Note each line where "that" appears, and copy it.

--- Start Raw data ---

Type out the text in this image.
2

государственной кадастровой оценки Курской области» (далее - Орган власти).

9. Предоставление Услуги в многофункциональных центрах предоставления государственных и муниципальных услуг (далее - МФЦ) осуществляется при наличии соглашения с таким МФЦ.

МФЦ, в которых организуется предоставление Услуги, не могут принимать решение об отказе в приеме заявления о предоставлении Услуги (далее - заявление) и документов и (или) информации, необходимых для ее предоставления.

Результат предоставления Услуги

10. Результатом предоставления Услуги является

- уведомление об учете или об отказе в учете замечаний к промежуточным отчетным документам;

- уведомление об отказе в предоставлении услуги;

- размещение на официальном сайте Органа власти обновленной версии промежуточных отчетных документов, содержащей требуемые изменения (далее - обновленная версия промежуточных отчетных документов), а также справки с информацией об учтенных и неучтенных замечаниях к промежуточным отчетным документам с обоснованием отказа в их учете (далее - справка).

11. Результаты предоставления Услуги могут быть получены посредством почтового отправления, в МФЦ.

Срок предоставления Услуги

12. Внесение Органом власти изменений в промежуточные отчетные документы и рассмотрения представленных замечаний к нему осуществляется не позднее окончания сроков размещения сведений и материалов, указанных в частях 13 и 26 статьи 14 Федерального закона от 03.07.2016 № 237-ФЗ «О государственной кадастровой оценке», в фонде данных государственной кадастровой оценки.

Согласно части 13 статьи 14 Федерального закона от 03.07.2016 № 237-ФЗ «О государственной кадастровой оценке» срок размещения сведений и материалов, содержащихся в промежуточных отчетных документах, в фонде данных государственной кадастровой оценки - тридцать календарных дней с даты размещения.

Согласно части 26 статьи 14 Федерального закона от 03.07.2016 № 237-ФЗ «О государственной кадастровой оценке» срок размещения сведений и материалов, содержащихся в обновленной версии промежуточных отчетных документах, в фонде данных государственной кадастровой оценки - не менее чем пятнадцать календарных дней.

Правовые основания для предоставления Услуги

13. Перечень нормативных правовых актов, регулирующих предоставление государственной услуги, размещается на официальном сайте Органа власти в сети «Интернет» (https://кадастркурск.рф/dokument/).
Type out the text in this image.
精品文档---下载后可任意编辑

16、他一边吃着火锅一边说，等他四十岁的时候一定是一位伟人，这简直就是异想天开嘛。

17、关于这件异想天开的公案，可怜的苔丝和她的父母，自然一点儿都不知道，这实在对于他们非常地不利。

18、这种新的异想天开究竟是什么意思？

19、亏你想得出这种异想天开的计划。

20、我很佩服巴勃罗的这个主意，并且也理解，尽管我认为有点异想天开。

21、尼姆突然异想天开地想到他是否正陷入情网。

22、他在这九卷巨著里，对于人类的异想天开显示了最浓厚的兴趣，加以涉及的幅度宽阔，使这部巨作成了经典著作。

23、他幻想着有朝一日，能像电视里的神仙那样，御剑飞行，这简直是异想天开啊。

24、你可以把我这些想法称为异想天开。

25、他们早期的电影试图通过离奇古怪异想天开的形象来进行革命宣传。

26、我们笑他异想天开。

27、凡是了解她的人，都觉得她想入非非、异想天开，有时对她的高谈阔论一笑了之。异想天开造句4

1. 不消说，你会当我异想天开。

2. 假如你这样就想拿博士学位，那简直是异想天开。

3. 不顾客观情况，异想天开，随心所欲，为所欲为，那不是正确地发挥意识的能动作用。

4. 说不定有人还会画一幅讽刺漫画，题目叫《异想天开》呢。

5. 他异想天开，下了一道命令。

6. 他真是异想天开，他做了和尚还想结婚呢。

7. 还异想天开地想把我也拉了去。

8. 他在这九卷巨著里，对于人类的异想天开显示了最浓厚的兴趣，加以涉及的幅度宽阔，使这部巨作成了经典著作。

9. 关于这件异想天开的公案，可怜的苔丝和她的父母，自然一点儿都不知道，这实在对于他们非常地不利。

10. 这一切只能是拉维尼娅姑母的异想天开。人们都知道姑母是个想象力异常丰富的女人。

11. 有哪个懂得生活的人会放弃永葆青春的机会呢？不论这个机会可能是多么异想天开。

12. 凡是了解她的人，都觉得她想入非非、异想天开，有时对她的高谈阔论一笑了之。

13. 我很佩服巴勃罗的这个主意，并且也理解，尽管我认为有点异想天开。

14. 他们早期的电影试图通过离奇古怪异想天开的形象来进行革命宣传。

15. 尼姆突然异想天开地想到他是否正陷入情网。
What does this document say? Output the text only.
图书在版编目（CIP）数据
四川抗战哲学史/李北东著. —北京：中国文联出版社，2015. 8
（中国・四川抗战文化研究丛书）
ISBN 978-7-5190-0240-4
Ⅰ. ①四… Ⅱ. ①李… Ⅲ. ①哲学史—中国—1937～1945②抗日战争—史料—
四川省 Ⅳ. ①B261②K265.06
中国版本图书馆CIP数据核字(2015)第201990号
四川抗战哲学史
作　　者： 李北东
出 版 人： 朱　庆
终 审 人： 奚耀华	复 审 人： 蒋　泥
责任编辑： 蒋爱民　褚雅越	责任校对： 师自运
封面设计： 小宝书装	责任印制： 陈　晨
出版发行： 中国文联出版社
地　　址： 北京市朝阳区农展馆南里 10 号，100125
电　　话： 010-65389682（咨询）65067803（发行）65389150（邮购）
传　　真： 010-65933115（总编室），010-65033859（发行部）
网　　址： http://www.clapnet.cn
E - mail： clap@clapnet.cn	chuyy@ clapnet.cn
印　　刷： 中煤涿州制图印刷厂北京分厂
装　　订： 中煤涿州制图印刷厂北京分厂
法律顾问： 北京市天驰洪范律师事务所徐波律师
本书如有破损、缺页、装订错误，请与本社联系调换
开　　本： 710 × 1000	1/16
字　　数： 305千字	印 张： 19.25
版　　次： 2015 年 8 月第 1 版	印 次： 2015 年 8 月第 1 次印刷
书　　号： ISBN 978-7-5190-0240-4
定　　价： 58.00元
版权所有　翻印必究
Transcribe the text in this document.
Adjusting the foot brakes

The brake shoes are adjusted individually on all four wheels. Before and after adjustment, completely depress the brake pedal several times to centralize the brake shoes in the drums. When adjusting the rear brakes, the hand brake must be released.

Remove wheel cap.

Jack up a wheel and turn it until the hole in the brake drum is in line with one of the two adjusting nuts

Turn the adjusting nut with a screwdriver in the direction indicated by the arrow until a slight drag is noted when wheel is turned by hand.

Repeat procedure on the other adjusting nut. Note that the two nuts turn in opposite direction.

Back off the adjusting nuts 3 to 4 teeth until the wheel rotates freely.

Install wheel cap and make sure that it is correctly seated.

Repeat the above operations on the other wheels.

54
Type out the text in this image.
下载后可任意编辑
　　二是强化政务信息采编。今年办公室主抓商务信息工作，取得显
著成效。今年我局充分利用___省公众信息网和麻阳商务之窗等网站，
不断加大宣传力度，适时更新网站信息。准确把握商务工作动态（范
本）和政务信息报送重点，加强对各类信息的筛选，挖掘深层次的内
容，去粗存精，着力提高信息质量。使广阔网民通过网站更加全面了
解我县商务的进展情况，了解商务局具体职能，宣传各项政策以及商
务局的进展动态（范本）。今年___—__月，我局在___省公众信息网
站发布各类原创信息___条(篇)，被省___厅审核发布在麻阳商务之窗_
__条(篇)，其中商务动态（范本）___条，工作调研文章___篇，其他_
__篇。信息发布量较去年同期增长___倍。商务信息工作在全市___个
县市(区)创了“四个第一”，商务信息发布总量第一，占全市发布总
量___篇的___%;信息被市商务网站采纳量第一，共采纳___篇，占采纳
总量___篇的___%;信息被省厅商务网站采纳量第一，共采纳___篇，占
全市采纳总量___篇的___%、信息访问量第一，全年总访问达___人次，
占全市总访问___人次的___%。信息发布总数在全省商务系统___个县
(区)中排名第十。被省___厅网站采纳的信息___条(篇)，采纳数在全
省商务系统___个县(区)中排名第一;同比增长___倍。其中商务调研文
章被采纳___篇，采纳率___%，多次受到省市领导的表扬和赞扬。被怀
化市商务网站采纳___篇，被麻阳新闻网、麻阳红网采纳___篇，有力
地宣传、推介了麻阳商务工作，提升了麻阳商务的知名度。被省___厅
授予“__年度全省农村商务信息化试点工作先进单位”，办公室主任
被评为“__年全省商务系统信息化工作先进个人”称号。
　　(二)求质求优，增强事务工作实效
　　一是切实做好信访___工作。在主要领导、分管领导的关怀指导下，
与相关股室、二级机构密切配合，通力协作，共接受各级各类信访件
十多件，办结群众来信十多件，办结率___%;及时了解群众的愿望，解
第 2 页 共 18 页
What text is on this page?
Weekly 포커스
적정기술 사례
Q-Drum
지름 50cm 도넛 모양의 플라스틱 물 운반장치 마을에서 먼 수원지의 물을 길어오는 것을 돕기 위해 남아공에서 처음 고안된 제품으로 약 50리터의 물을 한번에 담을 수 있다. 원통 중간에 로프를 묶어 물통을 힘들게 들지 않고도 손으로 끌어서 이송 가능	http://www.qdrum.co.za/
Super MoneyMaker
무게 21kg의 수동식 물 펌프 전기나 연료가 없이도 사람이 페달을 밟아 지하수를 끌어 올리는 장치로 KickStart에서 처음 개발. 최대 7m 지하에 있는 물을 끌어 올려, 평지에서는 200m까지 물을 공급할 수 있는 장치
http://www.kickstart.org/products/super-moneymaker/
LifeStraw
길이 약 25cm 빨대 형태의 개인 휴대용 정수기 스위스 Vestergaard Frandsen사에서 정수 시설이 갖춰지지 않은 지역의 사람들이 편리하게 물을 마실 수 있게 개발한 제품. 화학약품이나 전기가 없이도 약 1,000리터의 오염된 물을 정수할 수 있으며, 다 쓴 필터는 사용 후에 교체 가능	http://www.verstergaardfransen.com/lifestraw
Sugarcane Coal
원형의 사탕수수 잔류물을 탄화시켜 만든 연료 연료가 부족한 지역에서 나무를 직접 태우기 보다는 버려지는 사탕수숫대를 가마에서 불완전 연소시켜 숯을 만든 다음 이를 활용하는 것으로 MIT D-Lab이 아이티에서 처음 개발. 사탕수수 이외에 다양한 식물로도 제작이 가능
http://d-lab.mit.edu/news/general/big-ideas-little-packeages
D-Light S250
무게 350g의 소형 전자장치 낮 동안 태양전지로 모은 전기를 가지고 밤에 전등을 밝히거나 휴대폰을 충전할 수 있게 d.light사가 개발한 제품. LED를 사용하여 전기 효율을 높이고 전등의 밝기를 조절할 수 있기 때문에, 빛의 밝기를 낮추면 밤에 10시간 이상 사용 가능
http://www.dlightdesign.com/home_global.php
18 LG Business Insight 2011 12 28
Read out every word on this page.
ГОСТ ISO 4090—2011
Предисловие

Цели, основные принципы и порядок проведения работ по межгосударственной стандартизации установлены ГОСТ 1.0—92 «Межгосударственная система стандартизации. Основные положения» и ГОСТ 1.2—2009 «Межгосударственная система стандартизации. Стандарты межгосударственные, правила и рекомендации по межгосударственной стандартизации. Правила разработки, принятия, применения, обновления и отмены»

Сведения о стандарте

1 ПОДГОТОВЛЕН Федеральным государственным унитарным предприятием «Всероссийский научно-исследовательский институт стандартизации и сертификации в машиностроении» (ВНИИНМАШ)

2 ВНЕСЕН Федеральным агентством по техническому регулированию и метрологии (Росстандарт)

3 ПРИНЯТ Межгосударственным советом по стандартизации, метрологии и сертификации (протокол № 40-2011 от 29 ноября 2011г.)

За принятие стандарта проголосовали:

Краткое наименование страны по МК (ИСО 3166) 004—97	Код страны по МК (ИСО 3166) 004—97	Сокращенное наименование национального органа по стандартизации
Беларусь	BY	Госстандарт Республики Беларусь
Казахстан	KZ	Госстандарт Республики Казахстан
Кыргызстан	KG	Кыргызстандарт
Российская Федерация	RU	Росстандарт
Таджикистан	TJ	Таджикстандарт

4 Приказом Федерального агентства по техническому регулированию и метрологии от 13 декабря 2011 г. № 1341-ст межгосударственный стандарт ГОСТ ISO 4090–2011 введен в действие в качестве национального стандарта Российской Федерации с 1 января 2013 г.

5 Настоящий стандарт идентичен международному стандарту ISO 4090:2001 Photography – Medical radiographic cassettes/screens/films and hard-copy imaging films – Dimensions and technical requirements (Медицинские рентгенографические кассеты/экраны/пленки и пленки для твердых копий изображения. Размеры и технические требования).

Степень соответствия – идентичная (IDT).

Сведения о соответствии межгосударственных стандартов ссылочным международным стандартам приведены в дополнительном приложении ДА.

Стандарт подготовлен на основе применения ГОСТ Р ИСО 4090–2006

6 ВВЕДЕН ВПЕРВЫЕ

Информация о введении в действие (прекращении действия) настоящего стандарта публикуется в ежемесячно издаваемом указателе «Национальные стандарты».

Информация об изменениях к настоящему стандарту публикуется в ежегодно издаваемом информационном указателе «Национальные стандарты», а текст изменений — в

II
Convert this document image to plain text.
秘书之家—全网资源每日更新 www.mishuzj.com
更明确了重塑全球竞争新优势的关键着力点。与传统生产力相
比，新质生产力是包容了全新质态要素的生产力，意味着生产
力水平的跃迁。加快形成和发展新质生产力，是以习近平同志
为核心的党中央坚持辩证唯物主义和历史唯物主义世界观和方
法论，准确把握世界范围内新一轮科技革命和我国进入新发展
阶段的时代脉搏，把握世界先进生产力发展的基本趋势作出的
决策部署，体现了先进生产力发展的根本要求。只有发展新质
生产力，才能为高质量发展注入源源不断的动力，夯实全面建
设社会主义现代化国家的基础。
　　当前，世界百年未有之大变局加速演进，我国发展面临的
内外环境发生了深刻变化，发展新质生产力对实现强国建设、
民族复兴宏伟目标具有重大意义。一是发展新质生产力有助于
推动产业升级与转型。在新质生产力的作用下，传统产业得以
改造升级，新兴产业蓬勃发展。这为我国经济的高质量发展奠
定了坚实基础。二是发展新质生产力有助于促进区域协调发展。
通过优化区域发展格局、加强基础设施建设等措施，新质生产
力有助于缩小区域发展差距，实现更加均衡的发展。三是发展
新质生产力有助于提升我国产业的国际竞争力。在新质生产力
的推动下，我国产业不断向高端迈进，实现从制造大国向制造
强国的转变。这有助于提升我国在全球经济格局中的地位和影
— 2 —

--- End Raw data ---

#### Task response:
Repeat procedure on the other adjusting nut. Note that the two nuts turn in opposite direction.
Install wheel cap and make sure that it is correctly seated.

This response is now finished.